- Exercise requirements: Repeat the full listing below verbatim and keep the images out.

** START OF Material **

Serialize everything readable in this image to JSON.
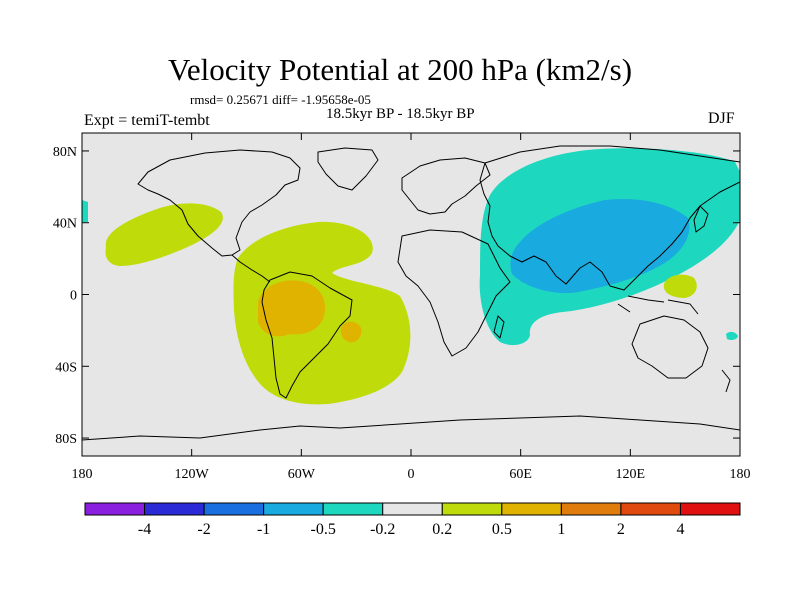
{
  "title": "Velocity Potential at 200 hPa (km2/s)",
  "stats": "rmsd= 0.25671  diff= -1.95658e-05",
  "period": "18.5kyr BP - 18.5kyr BP",
  "expt": "Expt = temiT-tembt",
  "season": "DJF",
  "axes": {
    "lat_labels": [
      "80N",
      "40N",
      "0",
      "40S",
      "80S"
    ],
    "lat_values": [
      80,
      40,
      0,
      -40,
      -80
    ],
    "lon_labels": [
      "180",
      "120W",
      "60W",
      "0",
      "60E",
      "120E",
      "180"
    ],
    "lon_values": [
      -180,
      -120,
      -60,
      0,
      60,
      120,
      180
    ]
  },
  "colorbar": {
    "labels": [
      "-4",
      "-2",
      "-1",
      "-0.5",
      "-0.2",
      "0.2",
      "0.5",
      "1",
      "2",
      "4"
    ],
    "colors": [
      "#8a1fe0",
      "#2a2ad6",
      "#1a6fe0",
      "#19aadf",
      "#1dd8be",
      "#e6e6e6",
      "#bfdc0a",
      "#e0b300",
      "#e07c0c",
      "#e04a0e",
      "#e01010"
    ]
  },
  "colors": {
    "background": "#e6e6e6",
    "level_neg_02": "#1dd8be",
    "level_neg_05": "#19aadf",
    "level_pos_02": "#bfdc0a",
    "level_pos_05": "#e0b300"
  }
}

** END OF Material **

- Solution to this exercise:
Serialize everything readable in this image to JSON.
{
  "title": "Velocity Potential at 200 hPa (km2/s)",
  "stats": "rmsd= 0.25671  diff= -1.95658e-05",
  "period": "18.5kyr BP - 18.5kyr BP",
  "expt": "Expt = temiT-tembt",
  "season": "DJF",
  "axes": {
    "lat_labels": [
      "80N",
      "40N",
      "0",
      "40S",
      "80S"
    ],
    "lat_values": [
      80,
      40,
      0,
      -40,
      -80
    ],
    "lon_labels": [
      "180",
      "120W",
      "60W",
      "0",
      "60E",
      "120E",
      "180"
    ],
    "lon_values": [
      -180,
      -120,
      -60,
      0,
      60,
      120,
      180
    ]
  },
  "colorbar": {
    "labels": [
      "-4",
      "-2",
      "-1",
      "-0.5",
      "-0.2",
      "0.2",
      "0.5",
      "1",
      "2",
      "4"
    ],
    "colors": [
      "#8a1fe0",
      "#2a2ad6",
      "#1a6fe0",
      "#19aadf",
      "#1dd8be",
      "#e6e6e6",
      "#bfdc0a",
      "#e0b300",
      "#e07c0c",
      "#e04a0e",
      "#e01010"
    ]
  },
  "colors": {
    "background": "#e6e6e6",
    "level_neg_02": "#1dd8be",
    "level_neg_05": "#19aadf",
    "level_pos_02": "#bfdc0a",
    "level_pos_05": "#e0b300"
  }
}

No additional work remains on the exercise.